• Görev koşulları
Aşağıdaki verilerde "- page-footer: [104, 912, 590, 927]" geçen satırdan başla, "- buy-true-pdf-text: Buy" geçen satırda dur ve bu iki satır dahil aradaki satırları numaralı liste hâlinde düzenle. Boş satırları atla, başka satır ekleme.

• Görev verileri
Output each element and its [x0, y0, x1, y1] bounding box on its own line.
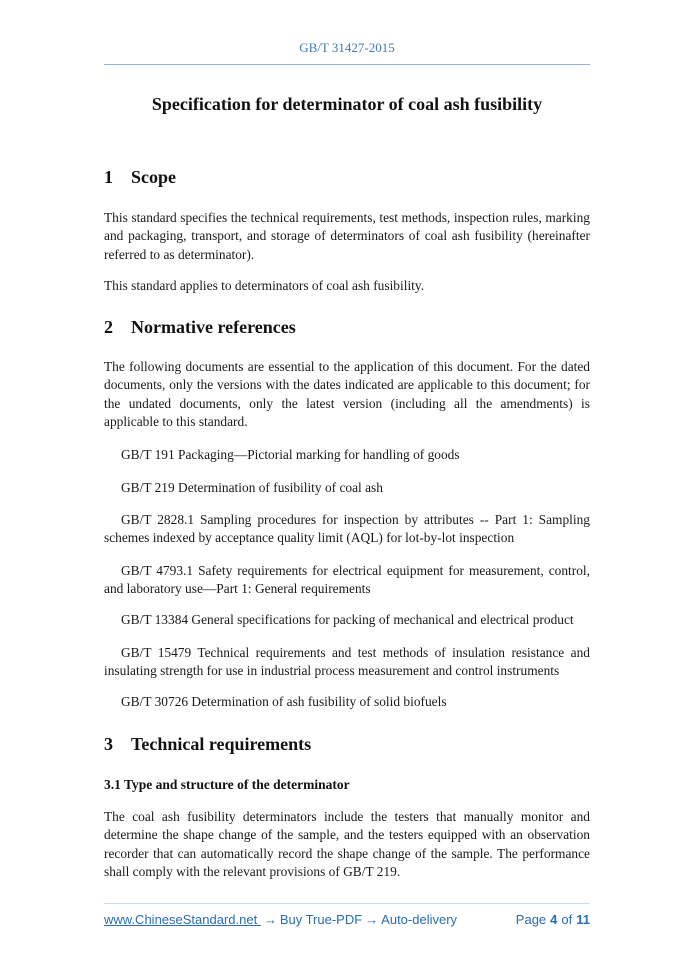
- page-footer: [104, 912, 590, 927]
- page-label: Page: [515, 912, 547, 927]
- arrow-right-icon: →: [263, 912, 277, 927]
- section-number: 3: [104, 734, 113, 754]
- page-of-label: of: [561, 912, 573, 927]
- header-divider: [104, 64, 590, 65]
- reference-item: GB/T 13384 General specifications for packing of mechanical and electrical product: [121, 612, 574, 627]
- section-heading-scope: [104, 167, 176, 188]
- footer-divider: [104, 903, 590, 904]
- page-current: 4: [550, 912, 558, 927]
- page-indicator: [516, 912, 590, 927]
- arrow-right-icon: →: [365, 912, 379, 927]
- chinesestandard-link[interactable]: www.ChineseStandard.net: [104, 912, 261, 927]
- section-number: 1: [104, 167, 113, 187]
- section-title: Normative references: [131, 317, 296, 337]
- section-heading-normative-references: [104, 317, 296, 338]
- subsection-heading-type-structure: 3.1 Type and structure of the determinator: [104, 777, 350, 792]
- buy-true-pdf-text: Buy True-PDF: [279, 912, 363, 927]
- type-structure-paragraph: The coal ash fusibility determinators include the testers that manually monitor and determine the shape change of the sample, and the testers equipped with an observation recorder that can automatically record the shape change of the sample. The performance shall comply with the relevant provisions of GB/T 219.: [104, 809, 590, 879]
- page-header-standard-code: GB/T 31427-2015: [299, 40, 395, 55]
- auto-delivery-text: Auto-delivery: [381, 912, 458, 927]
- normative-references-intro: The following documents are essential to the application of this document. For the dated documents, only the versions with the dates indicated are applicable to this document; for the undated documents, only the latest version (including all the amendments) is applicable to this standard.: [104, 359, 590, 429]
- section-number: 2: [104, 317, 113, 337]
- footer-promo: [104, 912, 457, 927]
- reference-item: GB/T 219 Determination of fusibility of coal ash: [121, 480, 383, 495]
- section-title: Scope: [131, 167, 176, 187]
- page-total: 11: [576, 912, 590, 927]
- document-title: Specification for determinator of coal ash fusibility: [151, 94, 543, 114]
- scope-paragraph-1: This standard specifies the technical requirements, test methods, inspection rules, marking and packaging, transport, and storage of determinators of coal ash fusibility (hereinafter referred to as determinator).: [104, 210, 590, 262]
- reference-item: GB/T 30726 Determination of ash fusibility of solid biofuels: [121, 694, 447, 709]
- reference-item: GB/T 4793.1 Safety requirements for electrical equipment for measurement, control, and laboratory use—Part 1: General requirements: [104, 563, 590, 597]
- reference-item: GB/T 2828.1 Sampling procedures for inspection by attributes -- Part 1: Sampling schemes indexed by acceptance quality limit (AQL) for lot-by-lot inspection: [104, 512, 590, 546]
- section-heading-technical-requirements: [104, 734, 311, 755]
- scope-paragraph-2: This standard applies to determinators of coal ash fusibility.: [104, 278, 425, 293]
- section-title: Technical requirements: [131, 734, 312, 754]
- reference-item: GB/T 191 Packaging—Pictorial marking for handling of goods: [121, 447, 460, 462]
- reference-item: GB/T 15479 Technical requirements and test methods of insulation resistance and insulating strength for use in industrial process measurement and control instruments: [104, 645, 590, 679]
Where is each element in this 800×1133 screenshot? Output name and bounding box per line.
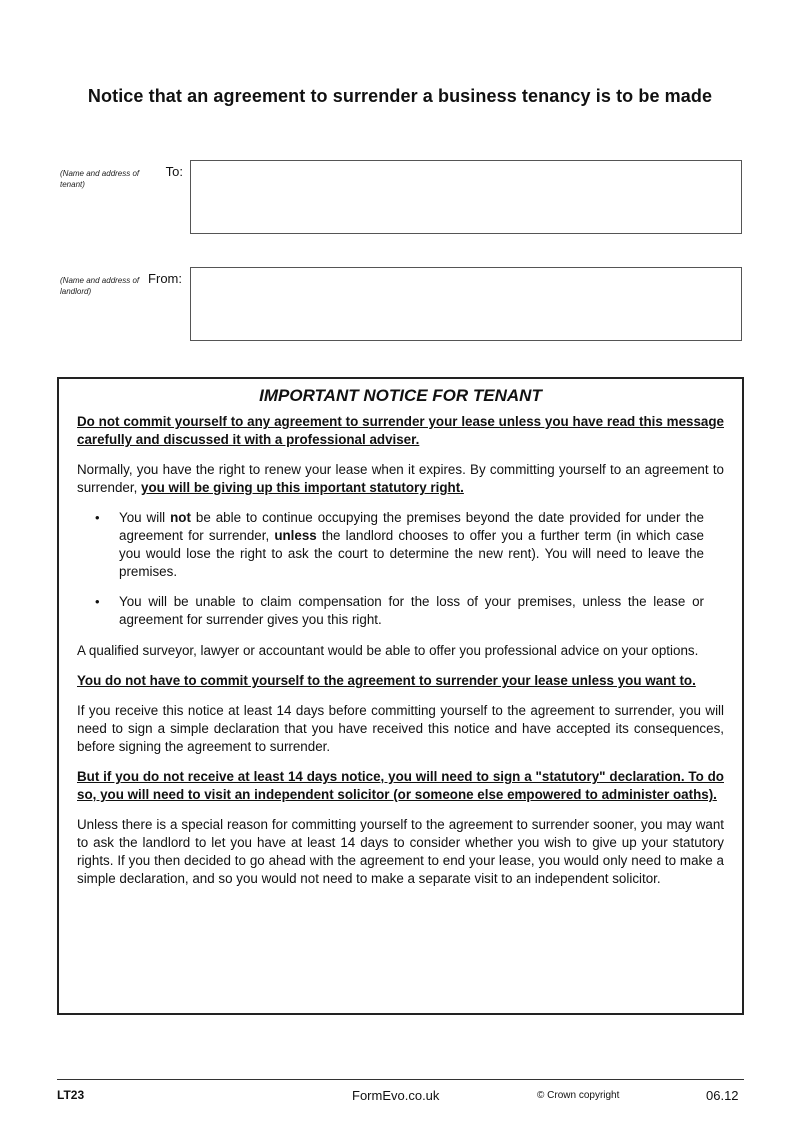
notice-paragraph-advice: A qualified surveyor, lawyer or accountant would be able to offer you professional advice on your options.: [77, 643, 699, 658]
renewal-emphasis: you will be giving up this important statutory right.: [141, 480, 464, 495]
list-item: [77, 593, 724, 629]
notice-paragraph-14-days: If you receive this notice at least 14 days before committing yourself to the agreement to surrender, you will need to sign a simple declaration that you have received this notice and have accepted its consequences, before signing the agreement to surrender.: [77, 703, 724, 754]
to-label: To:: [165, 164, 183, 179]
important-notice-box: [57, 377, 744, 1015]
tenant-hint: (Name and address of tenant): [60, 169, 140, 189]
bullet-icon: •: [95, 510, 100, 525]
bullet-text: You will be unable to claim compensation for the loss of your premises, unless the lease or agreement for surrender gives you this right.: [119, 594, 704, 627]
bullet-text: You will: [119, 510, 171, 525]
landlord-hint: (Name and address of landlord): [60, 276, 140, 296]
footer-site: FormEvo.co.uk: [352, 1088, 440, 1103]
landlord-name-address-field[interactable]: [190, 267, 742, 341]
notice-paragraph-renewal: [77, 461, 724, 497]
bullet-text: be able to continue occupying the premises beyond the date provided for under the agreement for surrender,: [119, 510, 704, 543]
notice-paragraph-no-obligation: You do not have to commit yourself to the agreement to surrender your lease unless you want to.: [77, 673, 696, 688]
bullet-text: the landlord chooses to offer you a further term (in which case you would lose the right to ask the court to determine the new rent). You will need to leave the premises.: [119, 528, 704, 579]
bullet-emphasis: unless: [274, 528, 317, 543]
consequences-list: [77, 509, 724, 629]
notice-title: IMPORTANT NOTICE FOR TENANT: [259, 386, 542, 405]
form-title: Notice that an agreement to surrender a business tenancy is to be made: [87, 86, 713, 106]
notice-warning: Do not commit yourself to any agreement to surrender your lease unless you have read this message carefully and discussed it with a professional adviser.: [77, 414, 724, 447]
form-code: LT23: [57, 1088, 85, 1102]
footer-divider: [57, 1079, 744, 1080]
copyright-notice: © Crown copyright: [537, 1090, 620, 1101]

• Görev yanıtı
1. - page-footer: [104, 912, 590, 927]
2. - page-label: Page: [515, 912, 547, 927]
3. - arrow-right-icon: →: [263, 912, 277, 927]
4. - section-number: 3: [104, 734, 113, 754]
5. - page-of-label: of: [561, 912, 573, 927]
6. - header-divider: [104, 64, 590, 65]
7. - reference-item: GB/T 13384 General specifications for packing of mechanical and electrical product: [121, 612, 574, 627]
8. - section-heading-scope: [104, 167, 176, 188]
9. - footer-divider: [104, 903, 590, 904]
10. - page-current: 4: [550, 912, 558, 927]
11. - page-indicator: [516, 912, 590, 927]
12. - arrow-right-icon: →: [365, 912, 379, 927]
13. - chinesestandard-link[interactable]: www.ChineseStandard.net: [104, 912, 261, 927]
14. - section-number: 1: [104, 167, 113, 187]
15. - section-title: Normative references: [131, 317, 296, 337]
16. - section-heading-normative-references: [104, 317, 296, 338]
17. - subsection-heading-type-structure: 3.1 Type and structure of the determinator: [104, 777, 350, 792]
18. - buy-true-pdf-text: Buy True-PDF: [279, 912, 363, 927]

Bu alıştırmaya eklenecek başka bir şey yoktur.